» 課題 1
映画「ひゃくえむ。」の文章のうち、「生まれつき足が速く、「友達」」を含む言葉で始まり「を思い出してまた走ることに。」で終わる部分を、一字も変えずに書き写してください。

» 文書の抜粋

____

映画館、試写会での鑑賞の他に、映画祭の記事も載せています。他に、舞台なども好きなので、そちらも読んでください。私の趣味満載のブログです。文句などがあっても、お手柔らかに。コメントなど、反映に長くて1日かかる場合がございます。申し訳ありません。待っていて下さいね。カメ

ペタを一時中断させていただいています。スミマセン。

 

「ひゃくえむ。」

 

を観てきました。

 

ストーリーは、

生まれつき足が速く、優遇されてきたトガシと、つらい現実を忘れるため走り続けていた転校生の小宮。二人は放課後に練習を重ねていく。いつしか2人は100メートル走を通じてライバルとも親友ともいえる関係となる。

というお話です。

 

 

生まれつき足が速く、「友達」も「居場所」も手に入れてきたトガシと、辛い現実を忘れるため、ただがむしゃらに走っていた転校生の小宮。トガシは、そんな小宮に速く走る方法を教え、放課後2 人で練習を重ねる。しかし小宮は突然に親の都合で転校してしまい、トガシとはそのまま別れてしまう。

中学でも陸上を続けていたトガシだが、プレッシャーから記録が出なくなり、高校入学と同時に陸上から遠ざかってしまう。そんな時、廃部寸前の陸上部から誘いがあり、走る楽しさを思い出してまた走ることに。



 

一方、打ち込むものを見つけ100m走で貪欲に記録を追うようになる小宮。一般から陸上の強豪校に入学し、陸上部に入部した小宮は直ぐに注目を浴び、一躍スターとなっていく。

____

» 課題用データ
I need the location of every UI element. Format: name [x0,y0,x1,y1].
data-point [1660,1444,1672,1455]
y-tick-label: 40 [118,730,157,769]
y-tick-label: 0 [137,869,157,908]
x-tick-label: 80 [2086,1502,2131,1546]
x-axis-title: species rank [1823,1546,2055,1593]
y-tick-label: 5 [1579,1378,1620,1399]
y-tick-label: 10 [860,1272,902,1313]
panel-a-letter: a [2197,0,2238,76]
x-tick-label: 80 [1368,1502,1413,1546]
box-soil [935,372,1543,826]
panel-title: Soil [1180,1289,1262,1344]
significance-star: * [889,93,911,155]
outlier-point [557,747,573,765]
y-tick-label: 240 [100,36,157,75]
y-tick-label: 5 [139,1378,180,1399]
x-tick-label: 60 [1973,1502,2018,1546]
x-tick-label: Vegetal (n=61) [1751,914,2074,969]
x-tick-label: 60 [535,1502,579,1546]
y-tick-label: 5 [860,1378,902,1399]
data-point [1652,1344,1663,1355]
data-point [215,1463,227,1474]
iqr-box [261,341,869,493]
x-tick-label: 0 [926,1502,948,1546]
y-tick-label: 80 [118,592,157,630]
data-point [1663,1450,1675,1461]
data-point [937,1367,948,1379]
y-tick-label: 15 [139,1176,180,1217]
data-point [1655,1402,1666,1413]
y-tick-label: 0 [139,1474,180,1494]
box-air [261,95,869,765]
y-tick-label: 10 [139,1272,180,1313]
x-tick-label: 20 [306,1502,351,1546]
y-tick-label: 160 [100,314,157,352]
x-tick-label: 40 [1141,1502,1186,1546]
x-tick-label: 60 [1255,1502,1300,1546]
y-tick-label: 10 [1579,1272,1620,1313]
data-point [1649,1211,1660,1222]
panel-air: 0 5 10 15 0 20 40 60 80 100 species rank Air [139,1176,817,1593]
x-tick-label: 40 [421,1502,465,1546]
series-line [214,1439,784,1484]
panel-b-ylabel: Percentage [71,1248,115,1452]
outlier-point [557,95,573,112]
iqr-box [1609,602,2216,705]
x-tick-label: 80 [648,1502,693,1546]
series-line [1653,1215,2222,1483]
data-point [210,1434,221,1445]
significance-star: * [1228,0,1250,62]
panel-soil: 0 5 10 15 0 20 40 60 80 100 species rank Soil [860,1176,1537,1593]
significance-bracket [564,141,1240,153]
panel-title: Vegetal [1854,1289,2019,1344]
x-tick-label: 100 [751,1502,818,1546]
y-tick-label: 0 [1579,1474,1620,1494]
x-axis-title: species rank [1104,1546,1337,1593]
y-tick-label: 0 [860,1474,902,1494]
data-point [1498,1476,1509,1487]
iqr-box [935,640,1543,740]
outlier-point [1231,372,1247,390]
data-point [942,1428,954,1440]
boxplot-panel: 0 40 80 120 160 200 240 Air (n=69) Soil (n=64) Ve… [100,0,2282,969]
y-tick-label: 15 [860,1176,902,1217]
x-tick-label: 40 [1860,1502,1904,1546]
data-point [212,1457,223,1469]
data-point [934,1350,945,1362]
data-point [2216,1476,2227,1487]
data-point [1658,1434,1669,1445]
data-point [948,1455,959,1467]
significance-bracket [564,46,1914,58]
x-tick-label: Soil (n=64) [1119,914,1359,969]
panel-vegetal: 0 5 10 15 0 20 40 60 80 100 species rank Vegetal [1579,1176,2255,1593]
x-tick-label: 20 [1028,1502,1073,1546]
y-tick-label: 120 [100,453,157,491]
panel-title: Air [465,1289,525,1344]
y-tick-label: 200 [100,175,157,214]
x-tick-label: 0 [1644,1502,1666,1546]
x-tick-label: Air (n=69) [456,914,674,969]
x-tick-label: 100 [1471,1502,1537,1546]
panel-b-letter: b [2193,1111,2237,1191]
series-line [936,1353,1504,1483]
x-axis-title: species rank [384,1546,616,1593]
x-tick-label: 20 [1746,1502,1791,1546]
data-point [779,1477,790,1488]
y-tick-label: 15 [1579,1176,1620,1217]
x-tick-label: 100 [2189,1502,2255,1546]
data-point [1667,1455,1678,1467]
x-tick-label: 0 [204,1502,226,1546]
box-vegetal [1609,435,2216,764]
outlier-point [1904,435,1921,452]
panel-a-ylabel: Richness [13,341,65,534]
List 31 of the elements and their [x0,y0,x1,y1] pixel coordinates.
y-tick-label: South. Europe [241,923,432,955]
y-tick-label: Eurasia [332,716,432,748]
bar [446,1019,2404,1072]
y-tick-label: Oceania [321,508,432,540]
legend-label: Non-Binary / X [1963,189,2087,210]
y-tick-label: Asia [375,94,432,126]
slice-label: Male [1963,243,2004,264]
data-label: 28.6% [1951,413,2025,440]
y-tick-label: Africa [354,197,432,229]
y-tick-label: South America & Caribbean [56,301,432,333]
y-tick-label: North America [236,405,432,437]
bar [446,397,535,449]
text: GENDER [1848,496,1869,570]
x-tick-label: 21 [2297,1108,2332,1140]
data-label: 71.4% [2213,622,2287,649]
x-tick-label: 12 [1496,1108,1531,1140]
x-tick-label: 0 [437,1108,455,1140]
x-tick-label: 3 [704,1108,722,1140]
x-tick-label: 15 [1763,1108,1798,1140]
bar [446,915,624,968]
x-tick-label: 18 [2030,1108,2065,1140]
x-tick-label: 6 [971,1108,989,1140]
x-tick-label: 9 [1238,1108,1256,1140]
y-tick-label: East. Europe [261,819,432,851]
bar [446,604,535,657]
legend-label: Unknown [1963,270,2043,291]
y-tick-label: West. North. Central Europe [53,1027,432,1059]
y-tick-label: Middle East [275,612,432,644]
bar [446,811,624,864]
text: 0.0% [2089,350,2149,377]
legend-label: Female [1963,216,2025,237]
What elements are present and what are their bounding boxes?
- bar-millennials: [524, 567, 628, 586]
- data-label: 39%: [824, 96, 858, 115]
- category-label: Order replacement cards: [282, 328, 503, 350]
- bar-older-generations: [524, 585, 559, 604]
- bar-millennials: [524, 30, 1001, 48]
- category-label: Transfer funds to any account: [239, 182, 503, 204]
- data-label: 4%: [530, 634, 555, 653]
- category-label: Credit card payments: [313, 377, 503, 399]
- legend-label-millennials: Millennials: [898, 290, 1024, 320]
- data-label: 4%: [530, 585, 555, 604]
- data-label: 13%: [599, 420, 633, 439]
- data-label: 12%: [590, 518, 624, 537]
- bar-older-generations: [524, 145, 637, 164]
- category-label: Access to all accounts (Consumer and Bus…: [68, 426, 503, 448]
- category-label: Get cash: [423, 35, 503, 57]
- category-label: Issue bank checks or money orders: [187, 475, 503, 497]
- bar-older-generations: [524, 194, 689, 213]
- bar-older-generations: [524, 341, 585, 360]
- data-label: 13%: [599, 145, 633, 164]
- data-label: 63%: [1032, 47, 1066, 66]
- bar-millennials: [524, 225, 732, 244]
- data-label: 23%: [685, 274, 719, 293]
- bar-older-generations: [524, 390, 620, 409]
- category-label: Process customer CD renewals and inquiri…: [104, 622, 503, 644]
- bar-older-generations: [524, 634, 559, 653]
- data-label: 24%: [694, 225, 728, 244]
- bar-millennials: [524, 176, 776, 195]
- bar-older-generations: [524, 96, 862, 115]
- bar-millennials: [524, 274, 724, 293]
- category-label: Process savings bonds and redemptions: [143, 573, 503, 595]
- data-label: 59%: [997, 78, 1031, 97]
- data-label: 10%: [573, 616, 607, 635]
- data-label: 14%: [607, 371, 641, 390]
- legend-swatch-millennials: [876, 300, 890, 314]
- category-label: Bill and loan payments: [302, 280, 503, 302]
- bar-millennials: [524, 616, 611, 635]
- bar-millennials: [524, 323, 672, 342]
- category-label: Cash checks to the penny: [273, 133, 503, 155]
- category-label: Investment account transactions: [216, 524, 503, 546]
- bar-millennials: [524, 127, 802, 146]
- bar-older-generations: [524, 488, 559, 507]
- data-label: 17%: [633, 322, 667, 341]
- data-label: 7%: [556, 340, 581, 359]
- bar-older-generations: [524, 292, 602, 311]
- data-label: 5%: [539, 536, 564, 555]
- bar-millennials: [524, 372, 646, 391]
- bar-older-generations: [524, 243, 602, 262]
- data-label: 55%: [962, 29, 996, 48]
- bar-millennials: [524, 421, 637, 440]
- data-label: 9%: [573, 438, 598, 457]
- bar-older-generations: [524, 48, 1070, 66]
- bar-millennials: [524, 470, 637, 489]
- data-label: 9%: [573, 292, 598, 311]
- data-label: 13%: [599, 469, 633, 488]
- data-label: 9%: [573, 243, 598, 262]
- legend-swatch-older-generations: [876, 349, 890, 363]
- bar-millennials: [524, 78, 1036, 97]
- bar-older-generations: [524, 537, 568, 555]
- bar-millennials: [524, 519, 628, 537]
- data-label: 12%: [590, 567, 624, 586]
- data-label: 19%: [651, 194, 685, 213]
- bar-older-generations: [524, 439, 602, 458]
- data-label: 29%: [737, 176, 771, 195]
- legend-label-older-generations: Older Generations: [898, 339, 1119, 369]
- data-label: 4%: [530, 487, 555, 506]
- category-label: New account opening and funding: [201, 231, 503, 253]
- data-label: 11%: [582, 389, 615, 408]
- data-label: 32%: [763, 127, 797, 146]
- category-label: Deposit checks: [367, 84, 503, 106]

____

» 課題 2
上のリストから、「panel」という文字列を含む行をすべて抜き出してください。

» 出力全体 1
生まれつき足が速く、「友達」も「居場所」も手に入れてきたトガシと、辛い現実を忘れるため、ただがむしゃらに走っていた転校生の小宮。トガシは、そんな小宮に速く走る方法を教え、放課後2 人で練習を重ねる。しかし小宮は突然に親の都合で転校してしまい、トガシとはそのまま別れてしまう。

中学でも陸上を続けていたトガシだが、プレッシャーから記録が出なくなり、高校入学と同時に陸上から遠ざかってしまう。そんな時、廃部寸前の陸上部から誘いがあり、走る楽しさを思い出してまた走ることに。

» 出力全体 2
panel-a-letter: a [2197,0,2238,76]
panel-title: Soil [1180,1289,1262,1344]
panel-air: 0 5 10 15 0 20 40 60 80 100 species rank Air [139,1176,817,1593]
panel-b-ylabel: Percentage [71,1248,115,1452]
panel-soil: 0 5 10 15 0 20 40 60 80 100 species rank Soil [860,1176,1537,1593]
panel-title: Vegetal [1854,1289,2019,1344]
boxplot-panel: 0 40 80 120 160 200 240 Air (n=69) Soil (n=64) Ve… [100,0,2282,969]
panel-vegetal: 0 5 10 15 0 20 40 60 80 100 species rank Vegetal [1579,1176,2255,1593]
panel-title: Air [465,1289,525,1344]
panel-b-letter: b [2193,1111,2237,1191]
panel-a-ylabel: Richness [13,341,65,534]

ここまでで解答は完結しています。